CONSIGNE ÉCRITE 1
Recopiez à l'identique les enregistrements, du tout premier jusqu'à la ligne contenant « data-point xyxy=(96,157,98,159) », celle-ci comprise.

┌─ EXTRAIT DE PAGE

À l’occasion du G7 qui s’est tenu à Biarritz fin août, et dont un des thèmes majeurs devait initialement être la lutte contre les inégalités, a été lancée l’initiative B4IG, pour « Business for Inclusive Growth » : 34 multinationales, pesant ensemble quatre millions de salariés et mille milliards de dollars en chiffres d’affaires, ont pris une série d’engagements à caractère social. Parmi elles, des sociétés aussi différentes que Danone, Ikea, JP Morgan Chase, Axa, Henkel, Unilever, BASF ou l’Oréal. « Les membres de la coalition B4IG s’attaqueront aux inégalités persistantes, réduiront les disparités régionales et lutteront contre la discrimination fondée sur le sexe », promettant pêle-mêle d’instaurer des revenus décents (living wages) pour les salariés des entreprises et de leurs fournisseurs, de promouvoir la diversité au sein des instances dirigeantes, de mieux intégrer les réfugiés, de mettre en place des programmes de formation pour adapter les employés aux évolutions du travail, de soutenir financièrement les petites entreprises, etc.
Parrainée par le président français Emmanuel Macron, hôte du G7, la B4IG a reçu le soutien de l’OCDE, dont la responsable des initiatives pour la croissance inclusive, la Mexicaine Gabriela Ramos, rappelle que son organisation « sonne depuis des décennies la sonnette d’alarme concernant l’accroissement des inégalités de revenus et d’opportunités dans les pays de l’OCDE, car elles nuisent non seulement à la cohésion sociale et à la confiance, mais entravent également la croissance en empêchant nos économies de tirer pleinement parti du talent de leurs citoyens et de leurs entreprises ». La responsabilité des multinationales dans la réduction des inégalités est cruciale, car selon Cécile Duflot, d’Oxfam France, « les écarts de salaires dans les grandes entreprises sont de plus en plus vertigineux ». Lancée pour une durée de trois ans, B4IG devrait mobiliser environ un milliard de dollars et recevra également l’appui de grands acteurs philanthropiques comme la Fondation Gates.
Plusieurs autres initiatives du même genre ont vu le jour au cours des derniers mois, avec toujours la volonté de revaloriser le rôle social et environnemental des grandes entreprises. CSR Europe, un réseau d’entreprises très engagées sur cette thématique, a ainsi lancé en juillet un appel intitulé « A New Deal for Europe », qui est ouvert à la signature jusqu’au 30 septembre. 200 grands patrons européens, comme les PDG de Total, Engie, BASF, Solvay ou Sodexo l’ont déjà ratifié, indiquant que « c’est seulement en combinant nos forces qu’il sera possible de lancer de nouveaux business models et d’accélérer la transformation nécessaire pour combattre la crise climatique actuelle ».

└─
┌─ LISTE DES ENTRÉES

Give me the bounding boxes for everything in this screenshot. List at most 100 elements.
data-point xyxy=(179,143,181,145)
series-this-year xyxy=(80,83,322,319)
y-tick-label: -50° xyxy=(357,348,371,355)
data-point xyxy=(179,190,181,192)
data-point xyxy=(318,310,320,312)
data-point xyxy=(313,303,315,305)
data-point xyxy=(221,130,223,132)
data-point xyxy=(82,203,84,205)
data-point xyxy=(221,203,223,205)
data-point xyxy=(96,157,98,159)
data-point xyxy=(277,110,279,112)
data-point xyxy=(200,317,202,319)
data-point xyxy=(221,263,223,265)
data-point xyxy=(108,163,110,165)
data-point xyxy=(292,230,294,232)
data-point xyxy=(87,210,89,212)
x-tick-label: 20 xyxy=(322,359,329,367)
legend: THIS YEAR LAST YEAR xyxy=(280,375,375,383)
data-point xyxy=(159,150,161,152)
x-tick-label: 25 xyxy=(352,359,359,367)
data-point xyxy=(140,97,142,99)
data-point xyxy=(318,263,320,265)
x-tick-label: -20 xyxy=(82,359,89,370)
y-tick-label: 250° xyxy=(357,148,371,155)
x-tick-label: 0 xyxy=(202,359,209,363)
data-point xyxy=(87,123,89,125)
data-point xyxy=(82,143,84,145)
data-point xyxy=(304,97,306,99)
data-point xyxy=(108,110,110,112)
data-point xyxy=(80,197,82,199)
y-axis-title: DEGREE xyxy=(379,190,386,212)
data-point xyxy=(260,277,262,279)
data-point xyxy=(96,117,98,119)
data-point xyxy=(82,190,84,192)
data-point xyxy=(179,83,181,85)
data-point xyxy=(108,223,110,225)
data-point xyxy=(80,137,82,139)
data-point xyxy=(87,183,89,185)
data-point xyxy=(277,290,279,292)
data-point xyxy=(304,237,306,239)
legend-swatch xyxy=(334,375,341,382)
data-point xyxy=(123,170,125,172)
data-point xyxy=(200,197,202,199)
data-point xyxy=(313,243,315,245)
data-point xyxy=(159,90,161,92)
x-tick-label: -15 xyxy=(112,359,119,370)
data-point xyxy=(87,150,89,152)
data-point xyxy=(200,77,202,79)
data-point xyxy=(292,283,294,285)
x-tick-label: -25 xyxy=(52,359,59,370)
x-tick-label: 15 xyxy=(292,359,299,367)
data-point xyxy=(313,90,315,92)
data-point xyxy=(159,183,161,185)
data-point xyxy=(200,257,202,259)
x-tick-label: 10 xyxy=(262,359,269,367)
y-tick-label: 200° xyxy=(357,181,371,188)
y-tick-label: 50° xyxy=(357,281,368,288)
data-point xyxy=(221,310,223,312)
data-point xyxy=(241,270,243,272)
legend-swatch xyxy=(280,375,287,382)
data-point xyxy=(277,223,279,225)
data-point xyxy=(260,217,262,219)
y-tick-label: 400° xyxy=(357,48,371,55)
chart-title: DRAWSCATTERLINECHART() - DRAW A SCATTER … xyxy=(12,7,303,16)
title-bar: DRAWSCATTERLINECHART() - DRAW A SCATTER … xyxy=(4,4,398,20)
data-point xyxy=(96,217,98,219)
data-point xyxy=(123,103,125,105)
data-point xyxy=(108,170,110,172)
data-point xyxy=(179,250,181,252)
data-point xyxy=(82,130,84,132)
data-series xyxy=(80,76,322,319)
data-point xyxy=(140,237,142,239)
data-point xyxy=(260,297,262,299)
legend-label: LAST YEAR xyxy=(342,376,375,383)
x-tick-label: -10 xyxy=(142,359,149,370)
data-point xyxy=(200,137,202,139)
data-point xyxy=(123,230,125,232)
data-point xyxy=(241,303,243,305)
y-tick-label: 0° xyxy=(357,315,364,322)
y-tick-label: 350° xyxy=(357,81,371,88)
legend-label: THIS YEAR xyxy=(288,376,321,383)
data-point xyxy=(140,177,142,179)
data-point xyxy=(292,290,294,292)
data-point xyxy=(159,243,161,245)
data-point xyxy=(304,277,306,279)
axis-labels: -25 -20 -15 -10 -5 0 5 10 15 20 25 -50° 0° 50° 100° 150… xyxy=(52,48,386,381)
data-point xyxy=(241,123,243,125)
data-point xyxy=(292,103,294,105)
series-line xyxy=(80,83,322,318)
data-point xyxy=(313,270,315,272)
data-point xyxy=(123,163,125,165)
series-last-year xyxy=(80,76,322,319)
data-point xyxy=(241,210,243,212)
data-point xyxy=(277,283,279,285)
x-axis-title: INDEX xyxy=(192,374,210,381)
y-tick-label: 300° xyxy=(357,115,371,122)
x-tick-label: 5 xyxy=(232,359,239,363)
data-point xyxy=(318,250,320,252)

└─

CONSIGNE ÉCRITE 2
D'après l'extrait de page, pour quelle durée l'initiative B4IG a-t-elle été lancée ?

RÉPONSE 1
Give me the bounding boxes for everything in this screenshot. List at most 100 elements.
data-point xyxy=(179,143,181,145)
series-this-year xyxy=(80,83,322,319)
y-tick-label: -50° xyxy=(357,348,371,355)
data-point xyxy=(179,190,181,192)
data-point xyxy=(318,310,320,312)
data-point xyxy=(313,303,315,305)
data-point xyxy=(221,130,223,132)
data-point xyxy=(82,203,84,205)
data-point xyxy=(221,203,223,205)
data-point xyxy=(96,157,98,159)

RÉPONSE 2
Pour une durée de trois ans.